Records from a collection of figures:
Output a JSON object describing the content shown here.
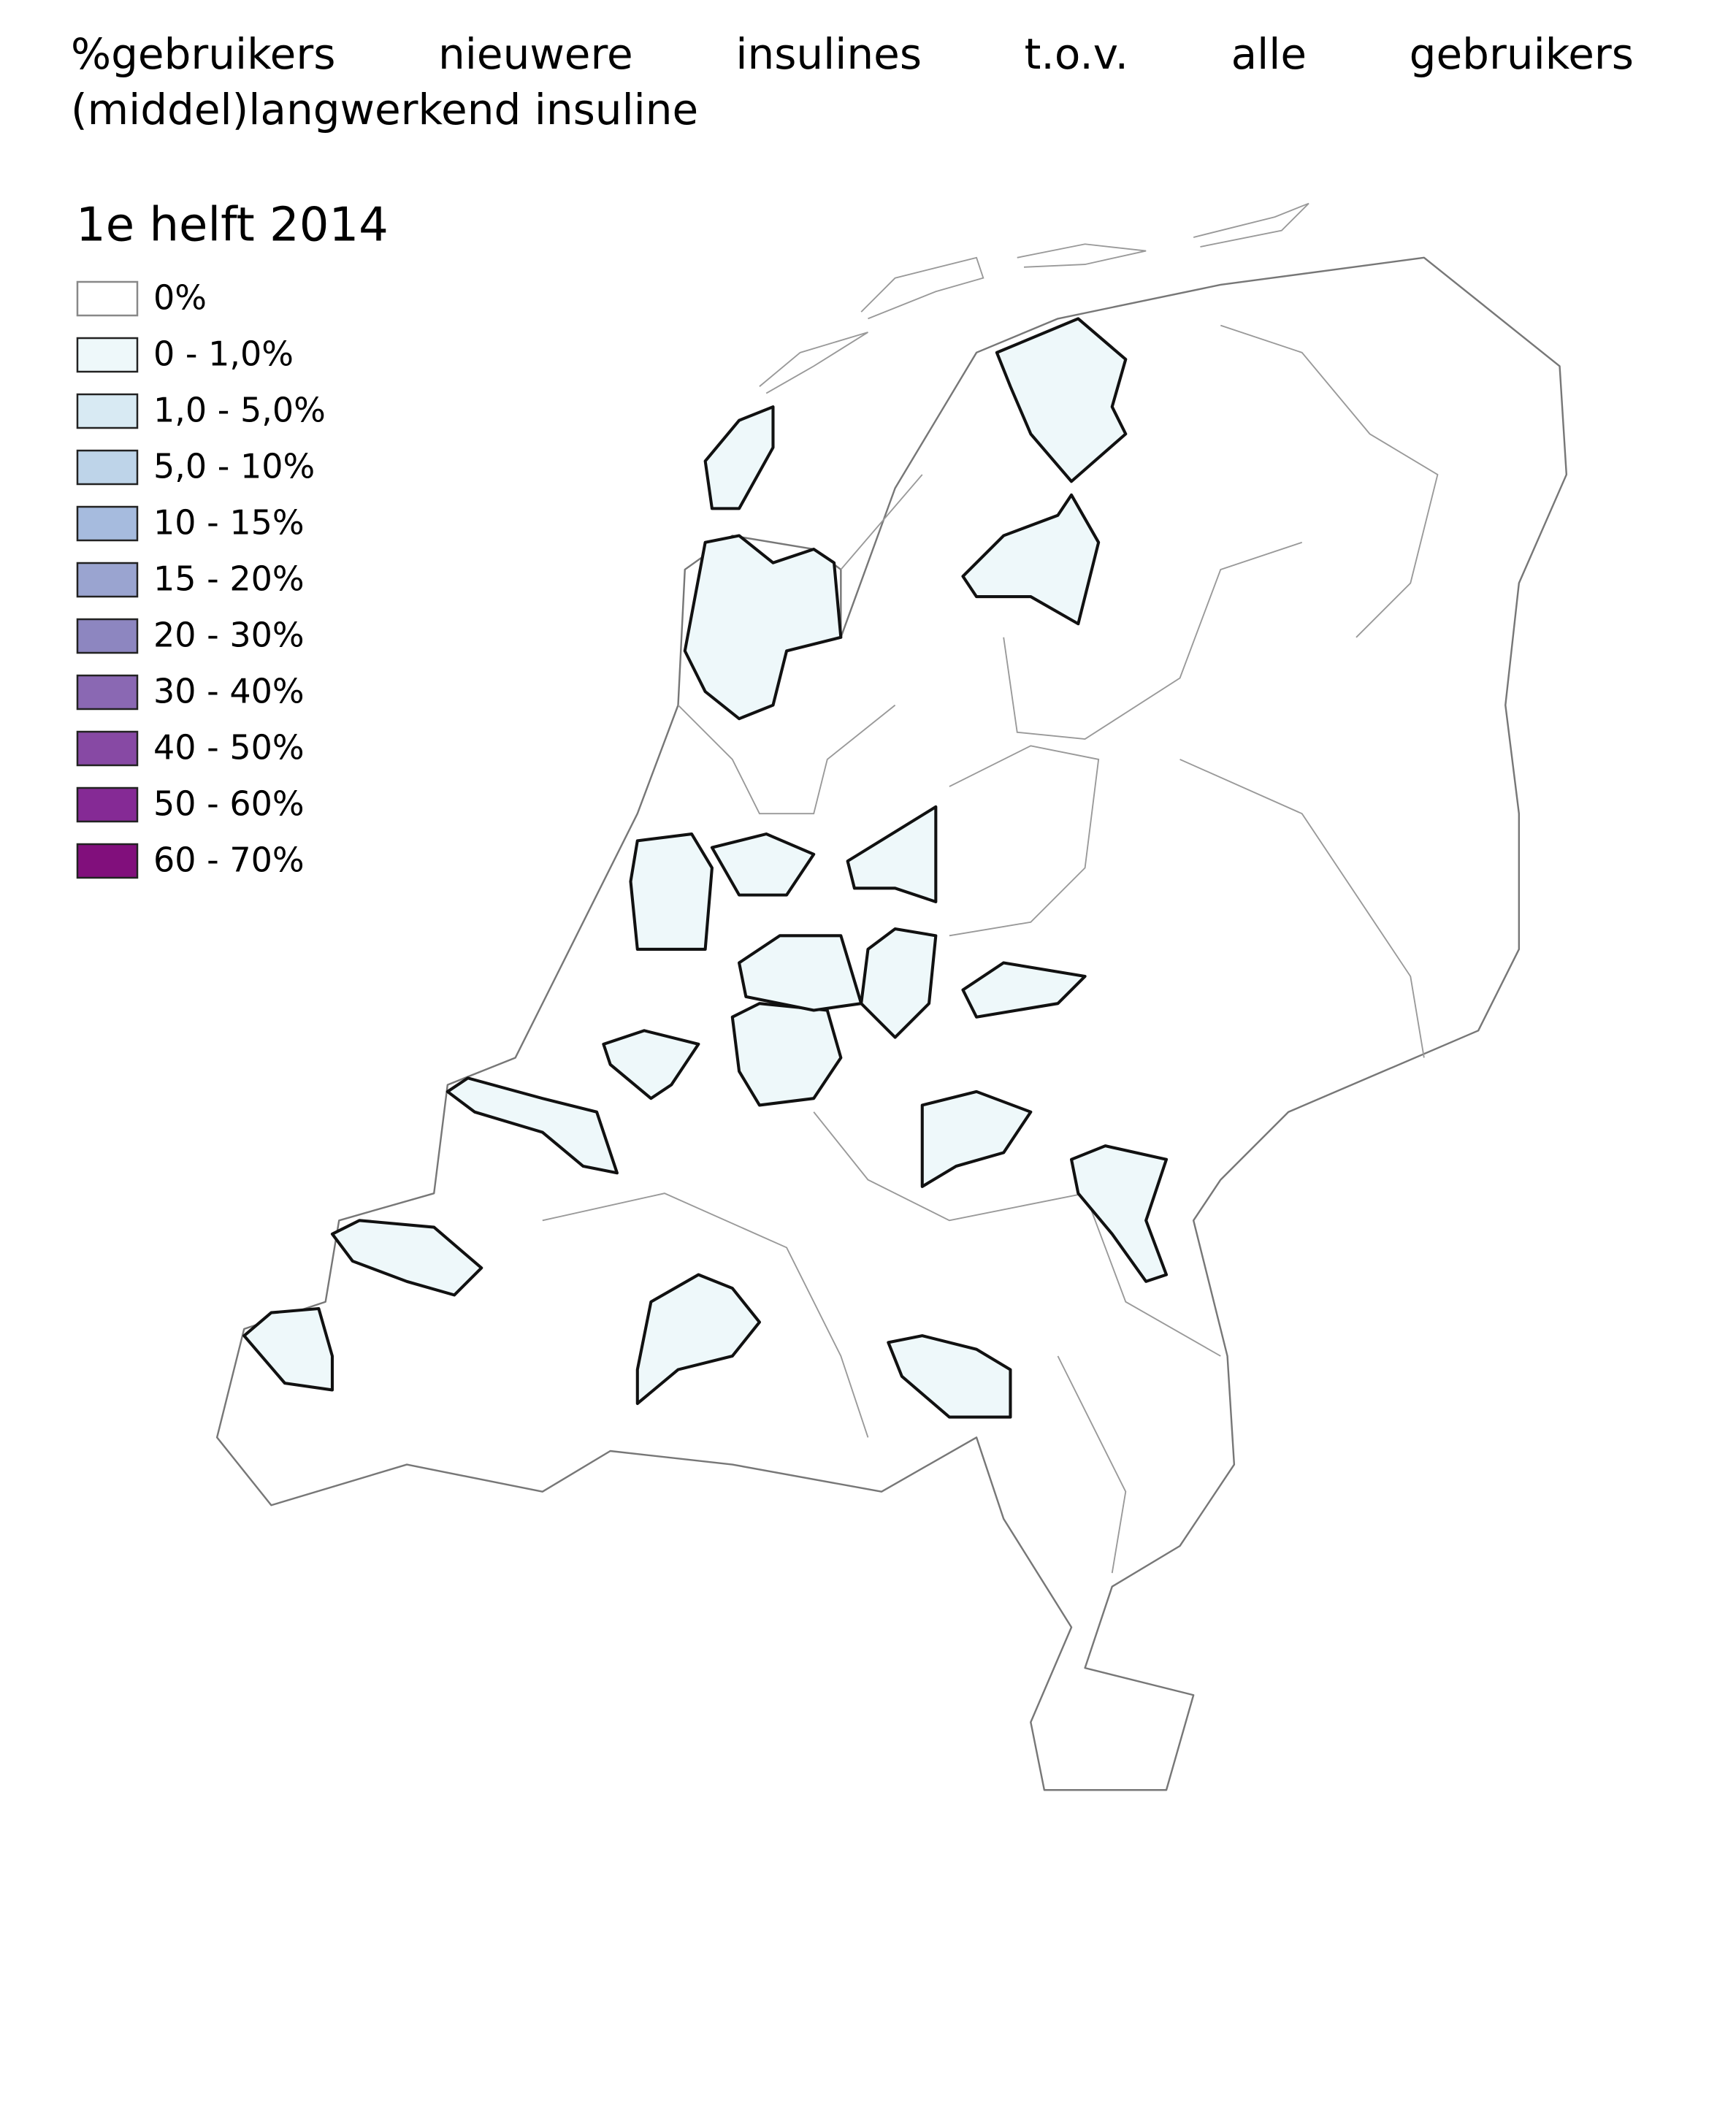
{
  "title": "%gebruikers nieuwere insulines t.o.v. alle gebruikers (middel)langwerkend insuline",
  "legend": {
    "title": "1e helft 2014",
    "items": [
      {
        "label": "0%",
        "color": "#ffffff"
      },
      {
        "label": "0 - 1,0%",
        "color": "#eef8fa"
      },
      {
        "label": "1,0 - 5,0%",
        "color": "#d8eaf3"
      },
      {
        "label": "5,0 - 10%",
        "color": "#bed4e9"
      },
      {
        "label": "10 - 15%",
        "color": "#a6bbde"
      },
      {
        "label": "15 - 20%",
        "color": "#9aa4d0"
      },
      {
        "label": "20 - 30%",
        "color": "#8d86c0"
      },
      {
        "label": "30 - 40%",
        "color": "#8a68b3"
      },
      {
        "label": "40 - 50%",
        "color": "#8749a4"
      },
      {
        "label": "50 - 60%",
        "color": "#852a95"
      },
      {
        "label": "60 - 70%",
        "color": "#810f7c"
      }
    ]
  }
}
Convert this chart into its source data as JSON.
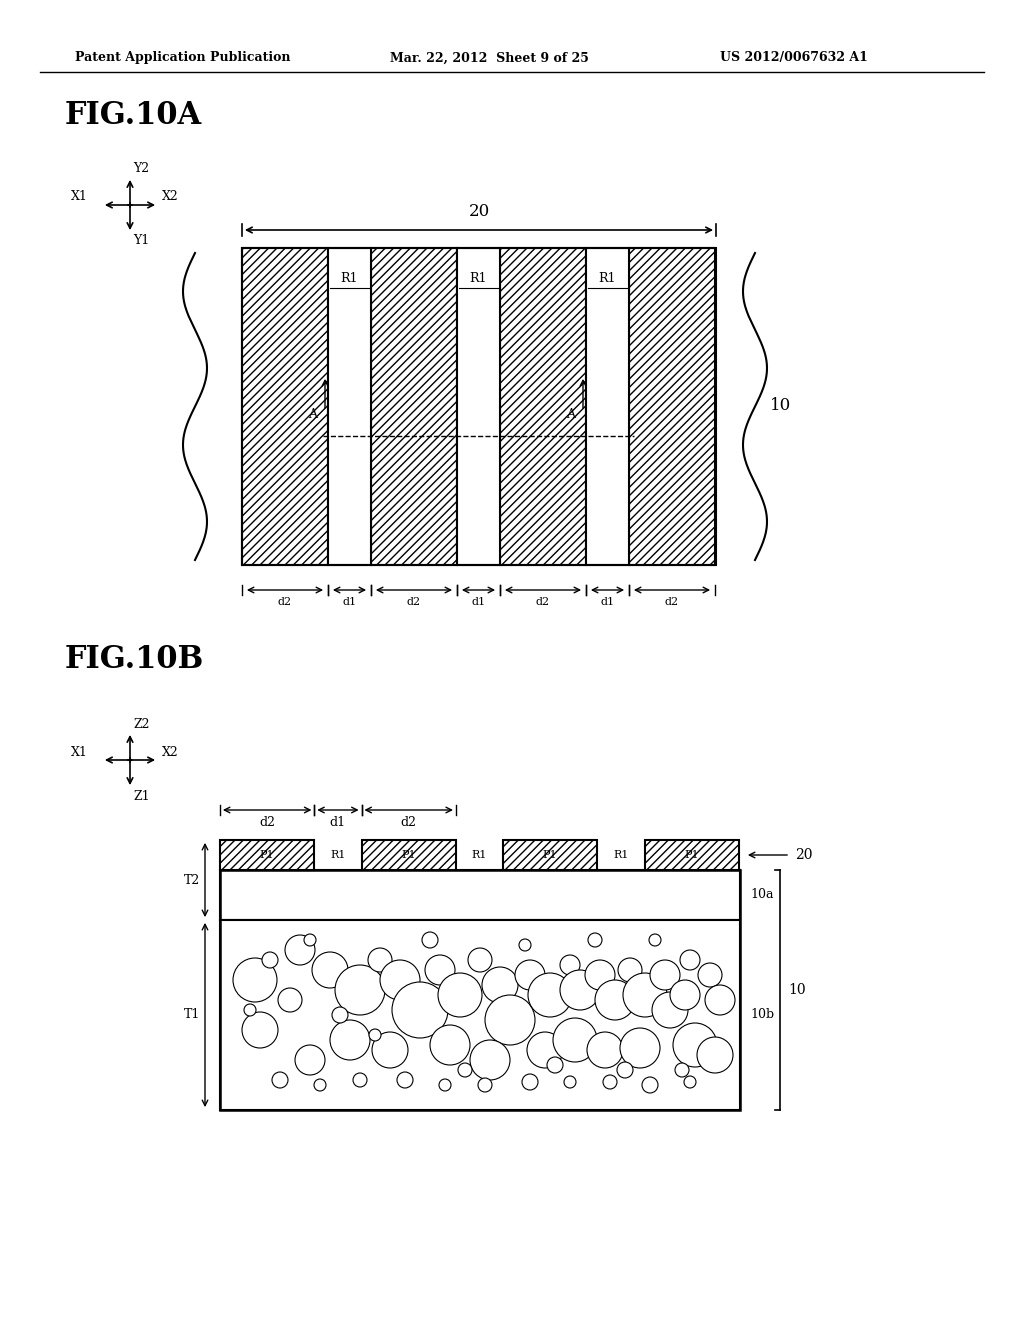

**Set exercise:** Identify each line in the records above containing the word "JSON"; copy those lines.

**Result of this exercise:**
Output a JSON object describing the content shown here.
Convert this chart into its source data as JSON.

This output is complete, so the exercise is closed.